Task to carry out. Leaving out the pictures, retype all the material exactly.
***** Supplied entries
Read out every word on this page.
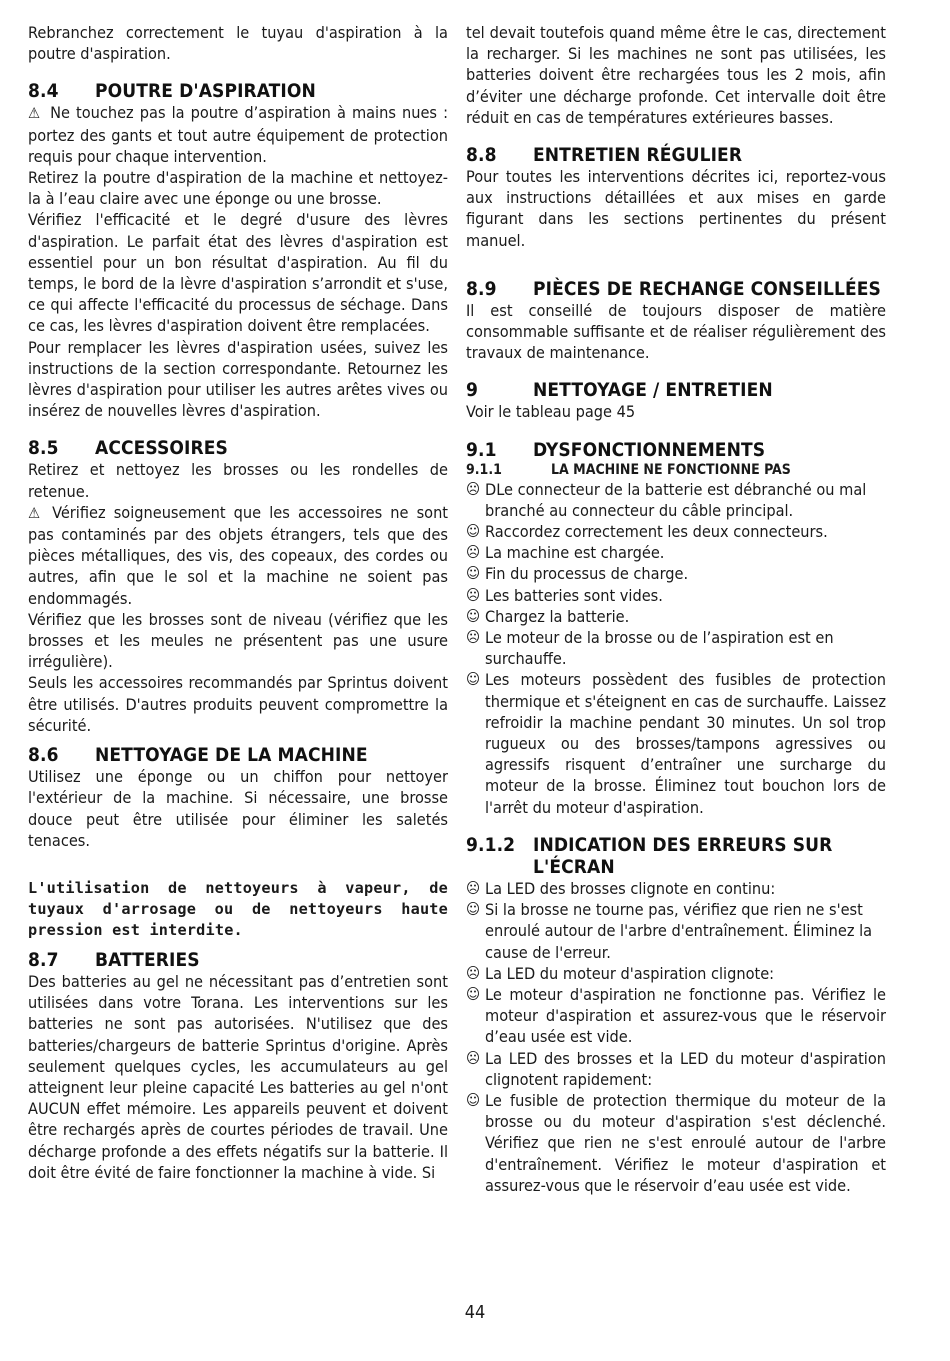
Rebranchez correctement le tuyau d'aspiration à la poutre d'aspiration.

8.4	POUTRE D'ASPIRATION

⚠ Ne touchez pas la poutre d’aspiration à mains nues : portez des gants et tout autre équipement de protection requis pour chaque intervention.

Retirez la poutre d'aspiration de la machine et nettoyez-la à l’eau claire avec une éponge ou une brosse.

Vérifiez l'efficacité et le degré d'usure des lèvres d'aspiration. Le parfait état des lèvres d'aspiration est essentiel pour un bon résultat d'aspiration. Au fil du temps, le bord de la lèvre d'aspiration s’arrondit et s'use, ce qui affecte l'efficacité du processus de séchage. Dans ce cas, les lèvres d'aspiration doivent être remplacées.

Pour remplacer les lèvres d'aspiration usées, suivez les instructions de la section correspondante. Retournez les lèvres d'aspiration pour utiliser les autres arêtes vives ou insérez de nouvelles lèvres d'aspiration.

8.5	ACCESSOIRES

Retirez et nettoyez les brosses ou les rondelles de retenue.

⚠ Vérifiez soigneusement que les accessoires ne sont pas contaminés par des objets étrangers, tels que des pièces métalliques, des vis, des copeaux, des cordes ou autres, afin que le sol et la machine ne soient pas endommagés.

Vérifiez que les brosses sont de niveau (vérifiez que les brosses et les meules ne présentent pas une usure irrégulière).

Seuls les accessoires recommandés par Sprintus doivent être utilisés. D'autres produits peuvent compromettre la sécurité.

8.6	NETTOYAGE DE LA MACHINE

Utilisez une éponge ou un chiffon pour nettoyer l'extérieur de la machine. Si nécessaire, une brosse douce peut être utilisée pour éliminer les saletés tenaces.

L'utilisation de nettoyeurs à vapeur, de tuyaux d'arrosage ou de nettoyeurs haute pression est interdite.

8.7	BATTERIES

Des batteries au gel ne nécessitant pas d’entretien sont utilisées dans votre Torana. Les interventions sur les batteries ne sont pas autorisées. N'utilisez que des batteries/chargeurs de batterie Sprintus d'origine. Après seulement quelques cycles, les accumulateurs au gel atteignent leur pleine capacité Les batteries au gel n'ont AUCUN effet mémoire. Les appareils peuvent et doivent être rechargés après de courtes périodes de travail. Une décharge profonde a des effets négatifs sur la batterie. Il doit être évité de faire fonctionner la machine à vide. Si

tel devait toutefois quand même être le cas, directement la recharger. Si les machines ne sont pas utilisées, les batteries doivent être rechargées tous les 2 mois, afin d’éviter une décharge profonde. Cet intervalle doit être réduit en cas de températures extérieures basses.

8.8	ENTRETIEN RÉGULIER

Pour toutes les interventions décrites ici, reportez-vous aux instructions détaillées et aux mises en garde figurant dans les sections pertinentes du présent manuel.

8.9	PIÈCES DE RECHANGE CONSEILLÉES

Il est conseillé de toujours disposer de matière consommable suffisante et de réaliser régulièrement des travaux de maintenance.

9	NETTOYAGE / ENTRETIEN

Voir le tableau page 45

9.1	DYSFONCTIONNEMENTS
9.1.1	LA MACHINE NE FONCTIONNE PAS
☹ DLe connecteur de la batterie est débranché ou mal branché au connecteur du câble principal.
☺ Raccordez correctement les deux connecteurs.
☹ La machine est chargée.
☺ Fin du processus de charge.
☹ Les batteries sont vides.
☺ Chargez la batterie.
☹ Le moteur de la brosse ou de l’aspiration est en surchauffe.
☺ Les moteurs possèdent des fusibles de protection thermique et s'éteignent en cas de surchauffe. Laissez refroidir la machine pendant 30 minutes. Un sol trop rugueux ou des brosses/tampons agressives ou agressifs risquent d’entraîner une surcharge du moteur de la brosse. Éliminez tout bouchon lors de l'arrêt du moteur d'aspiration.
9.1.2 INDICATION DES ERREURS SUR L'ÉCRAN
☹ La LED des brosses clignote en continu:
☺ Si la brosse ne tourne pas, vérifiez que rien ne s'est enroulé autour de l'arbre d'entraînement. Éliminez la cause de l'erreur.
☹ La LED du moteur d'aspiration clignote:
☺ Le moteur d'aspiration ne fonctionne pas. Vérifiez le moteur d'aspiration et assurez-vous que le réservoir d’eau usée est vide.
☹ La LED des brosses et la LED du moteur d'aspiration clignotent rapidement:
☺ Le fusible de protection thermique du moteur de la brosse ou du moteur d'aspiration s'est déclenché. Vérifiez que rien ne s'est enroulé autour de l'arbre d'entraînement. Vérifiez le moteur d'aspiration et assurez-vous que le réservoir d’eau usée est vide.
44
**********
Reply.
Read out every word on this page.
Rebranchez correctement le tuyau d'aspiration à la poutre d'aspiration.

8.4	POUTRE D'ASPIRATION

⚠ Ne touchez pas la poutre d’aspiration à mains nues : portez des gants et tout autre équipement de protection requis pour chaque intervention.

Retirez la poutre d'aspiration de la machine et nettoyez-la à l’eau claire avec une éponge ou une brosse.

Vérifiez l'efficacité et le degré d'usure des lèvres d'aspiration. Le parfait état des lèvres d'aspiration est essentiel pour un bon résultat d'aspiration. Au fil du temps, le bord de la lèvre d'aspiration s’arrondit et s'use, ce qui affecte l'efficacité du processus de séchage. Dans ce cas, les lèvres d'aspiration doivent être remplacées.

Pour remplacer les lèvres d'aspiration usées, suivez les instructions de la section correspondante. Retournez les lèvres d'aspiration pour utiliser les autres arêtes vives ou insérez de nouvelles lèvres d'aspiration.

8.5	ACCESSOIRES

Retirez et nettoyez les brosses ou les rondelles de retenue.

⚠ Vérifiez soigneusement que les accessoires ne sont pas contaminés par des objets étrangers, tels que des pièces métalliques, des vis, des copeaux, des cordes ou autres, afin que le sol et la machine ne soient pas endommagés.

Vérifiez que les brosses sont de niveau (vérifiez que les brosses et les meules ne présentent pas une usure irrégulière).

Seuls les accessoires recommandés par Sprintus doivent être utilisés. D'autres produits peuvent compromettre la sécurité.

8.6	NETTOYAGE DE LA MACHINE

Utilisez une éponge ou un chiffon pour nettoyer l'extérieur de la machine. Si nécessaire, une brosse douce peut être utilisée pour éliminer les saletés tenaces.

L'utilisation de nettoyeurs à vapeur, de tuyaux d'arrosage ou de nettoyeurs haute pression est interdite.

8.7	BATTERIES

Des batteries au gel ne nécessitant pas d’entretien sont utilisées dans votre Torana. Les interventions sur les batteries ne sont pas autorisées. N'utilisez que des batteries/chargeurs de batterie Sprintus d'origine. Après seulement quelques cycles, les accumulateurs au gel atteignent leur pleine capacité Les batteries au gel n'ont AUCUN effet mémoire. Les appareils peuvent et doivent être rechargés après de courtes périodes de travail. Une décharge profonde a des effets négatifs sur la batterie. Il doit être évité de faire fonctionner la machine à vide. Si

tel devait toutefois quand même être le cas, directement la recharger. Si les machines ne sont pas utilisées, les batteries doivent être rechargées tous les 2 mois, afin d’éviter une décharge profonde. Cet intervalle doit être réduit en cas de températures extérieures basses.

8.8	ENTRETIEN RÉGULIER

Pour toutes les interventions décrites ici, reportez-vous aux instructions détaillées et aux mises en garde figurant dans les sections pertinentes du présent manuel.

8.9	PIÈCES DE RECHANGE CONSEILLÉES

Il est conseillé de toujours disposer de matière consommable suffisante et de réaliser régulièrement des travaux de maintenance.

9	NETTOYAGE / ENTRETIEN

Voir le tableau page 45

9.1	DYSFONCTIONNEMENTS
9.1.1	LA MACHINE NE FONCTIONNE PAS
☹ DLe connecteur de la batterie est débranché ou mal branché au connecteur du câble principal.
☺ Raccordez correctement les deux connecteurs.
☹ La machine est chargée.
☺ Fin du processus de charge.
☹ Les batteries sont vides.
☺ Chargez la batterie.
☹ Le moteur de la brosse ou de l’aspiration est en surchauffe.
☺ Les moteurs possèdent des fusibles de protection thermique et s'éteignent en cas de surchauffe. Laissez refroidir la machine pendant 30 minutes. Un sol trop rugueux ou des brosses/tampons agressives ou agressifs risquent d’entraîner une surcharge du moteur de la brosse. Éliminez tout bouchon lors de l'arrêt du moteur d'aspiration.
9.1.2 INDICATION DES ERREURS SUR L'ÉCRAN
☹ La LED des brosses clignote en continu:
☺ Si la brosse ne tourne pas, vérifiez que rien ne s'est enroulé autour de l'arbre d'entraînement. Éliminez la cause de l'erreur.
☹ La LED du moteur d'aspiration clignote:
☺ Le moteur d'aspiration ne fonctionne pas. Vérifiez le moteur d'aspiration et assurez-vous que le réservoir d’eau usée est vide.
☹ La LED des brosses et la LED du moteur d'aspiration clignotent rapidement:
☺ Le fusible de protection thermique du moteur de la brosse ou du moteur d'aspiration s'est déclenché. Vérifiez que rien ne s'est enroulé autour de l'arbre d'entraînement. Vérifiez le moteur d'aspiration et assurez-vous que le réservoir d’eau usée est vide.
44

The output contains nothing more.